'''

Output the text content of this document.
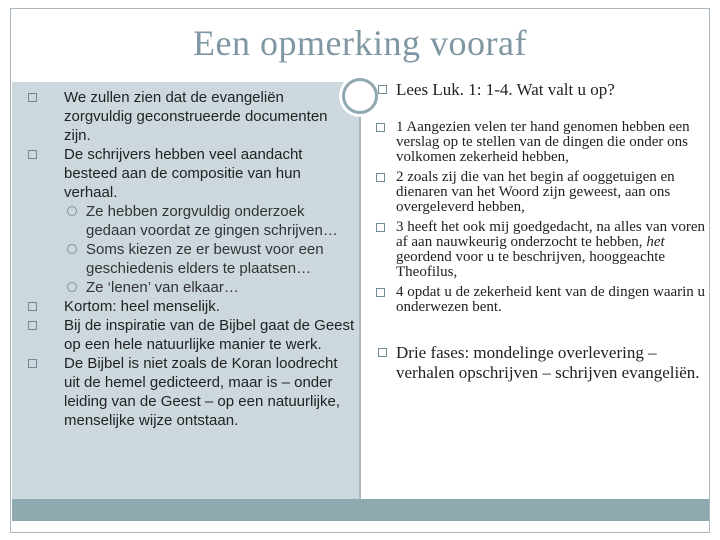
Een opmerking vooraf

We zullen zien dat de evangeliën zorgvuldig geconstrueerde documenten zijn.

De schrijvers hebben veel aandacht besteed aan de compositie van hun verhaal.

Ze hebben zorgvuldig onderzoek gedaan voordat ze gingen schrijven…

Soms kiezen ze er bewust voor een geschiedenis elders te plaatsen…

Ze ‘lenen’ van elkaar…

Kortom: heel menselijk.

Bij de inspiratie van de Bijbel gaat de Geest op een hele natuurlijke manier te werk.

De Bijbel is niet zoals de Koran loodrecht uit de hemel gedicteerd, maar is – onder leiding van de Geest – op een natuurlijke, menselijke wijze ontstaan.

Lees Luk. 1: 1-4. Wat valt u op?

1 Aangezien velen ter hand genomen hebben een verslag op te stellen van de dingen die onder ons volkomen zekerheid hebben,

2 zoals zij die van het begin af ooggetuigen en dienaren van het Woord zijn geweest, aan ons overgeleverd hebben,

3 heeft het ook mij goedgedacht, na alles van voren af aan nauwkeurig onderzocht te hebben, het geordend voor u te beschrijven, hooggeachte Theofilus,

4 opdat u de zekerheid kent van de dingen waarin u onderwezen bent.

Drie fases: mondelinge overlevering – verhalen opschrijven – schrijven evangeliën.
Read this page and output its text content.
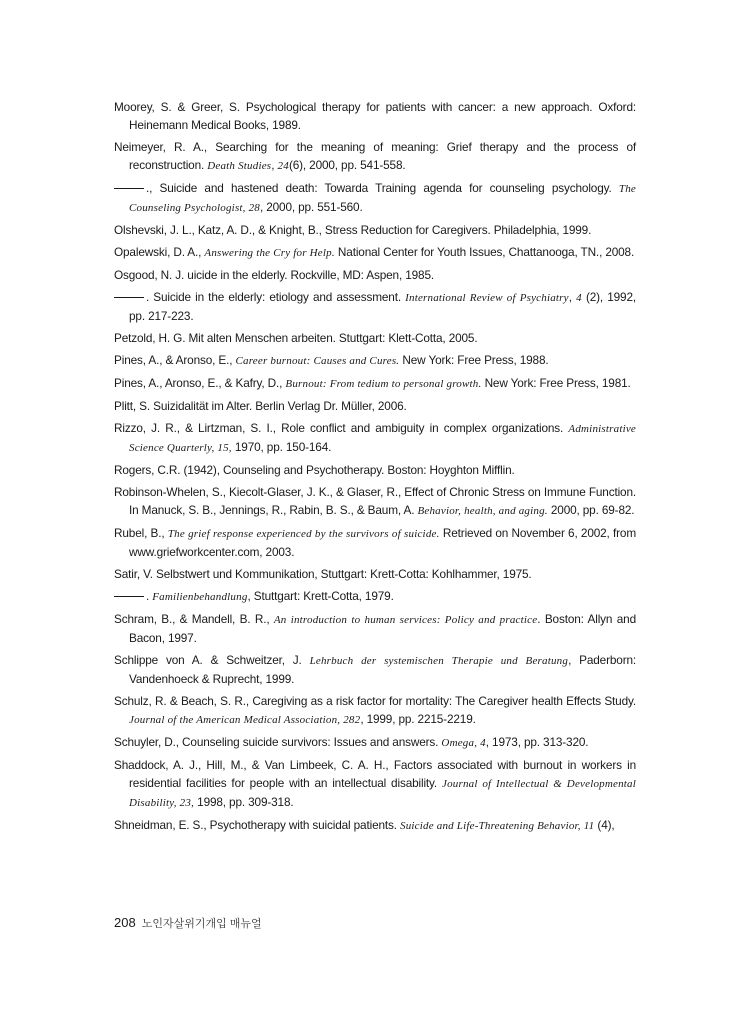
Moorey, S. & Greer, S. Psychological therapy for patients with cancer: a new approach. Oxford: Heinemann Medical Books, 1989.
Neimeyer, R. A., Searching for the meaning of meaning: Grief therapy and the process of reconstruction. Death Studies, 24(6), 2000, pp. 541-558.
., Suicide and hastened death: Towarda Training agenda for counseling psychology. The Counseling Psychologist, 28, 2000, pp. 551-560.
Olshevski, J. L., Katz, A. D., & Knight, B., Stress Reduction for Caregivers. Philadelphia, 1999.
Opalewski, D. A., Answering the Cry for Help. National Center for Youth Issues, Chattanooga, TN., 2008.
Osgood, N. J. uicide in the elderly. Rockville, MD: Aspen, 1985.
. Suicide in the elderly: etiology and assessment. International Review of Psychiatry, 4 (2), 1992, pp. 217-223.
Petzold, H. G. Mit alten Menschen arbeiten. Stuttgart: Klett-Cotta, 2005.
Pines, A., & Aronso, E., Career burnout: Causes and Cures. New York: Free Press, 1988.
Pines, A., Aronso, E., & Kafry, D., Burnout: From tedium to personal growth. New York: Free Press, 1981.
Plitt, S. Suizidalität im Alter. Berlin Verlag Dr. Müller, 2006.
Rizzo, J. R., & Lirtzman, S. I., Role conflict and ambiguity in complex organizations. Administrative Science Quarterly, 15, 1970, pp. 150-164.
Rogers, C.R. (1942), Counseling and Psychotherapy. Boston: Hoyghton Mifflin.
Robinson-Whelen, S., Kiecolt-Glaser, J. K., & Glaser, R., Effect of Chronic Stress on Immune Function. In Manuck, S. B., Jennings, R., Rabin, B. S., & Baum, A. Behavior, health, and aging. 2000, pp. 69-82.
Rubel, B., The grief response experienced by the survivors of suicide. Retrieved on November 6, 2002, from www.griefworkcenter.com, 2003.
Satir, V. Selbstwert und Kommunikation, Stuttgart: Krett-Cotta: Kohlhammer, 1975.
. Familienbehandlung, Stuttgart: Krett-Cotta, 1979.
Schram, B., & Mandell, B. R., An introduction to human services: Policy and practice. Boston: Allyn and Bacon, 1997.
Schlippe von A. & Schweitzer, J. Lehrbuch der systemischen Therapie und Beratung, Paderborn: Vandenhoeck & Ruprecht, 1999.
Schulz, R. & Beach, S. R., Caregiving as a risk factor for mortality: The Caregiver health Effects Study. Journal of the American Medical Association, 282, 1999, pp. 2215-2219.
Schuyler, D., Counseling suicide survivors: Issues and answers. Omega, 4, 1973, pp. 313-320.
Shaddock, A. J., Hill, M., & Van Limbeek, C. A. H., Factors associated with burnout in workers in residential facilities for people with an intellectual disability. Journal of Intellectual & Developmental Disability, 23, 1998, pp. 309-318.
Shneidman, E. S., Psychotherapy with suicidal patients. Suicide and Life-Threatening Behavior, 11 (4),
208 노인자살위기개입 매뉴얼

'''

» **Problem statement**
If a line in the material above contains the word "hebben", copy it.

» **Finished task**
De schrijvers hebben veel aandacht besteed aan de compositie van hun verhaal.
Ze hebben zorgvuldig onderzoek gedaan voordat ze gingen schrijven…
1 Aangezien velen ter hand genomen hebben een verslag op te stellen van de dingen die onder ons volkomen zekerheid hebben,
2 zoals zij die van het begin af ooggetuigen en dienaren van het Woord zijn geweest, aan ons overgeleverd hebben,
3 heeft het ook mij goedgedacht, na alles van voren af aan nauwkeurig onderzocht te hebben, het geordend voor u te beschrijven, hooggeachte Theofilus,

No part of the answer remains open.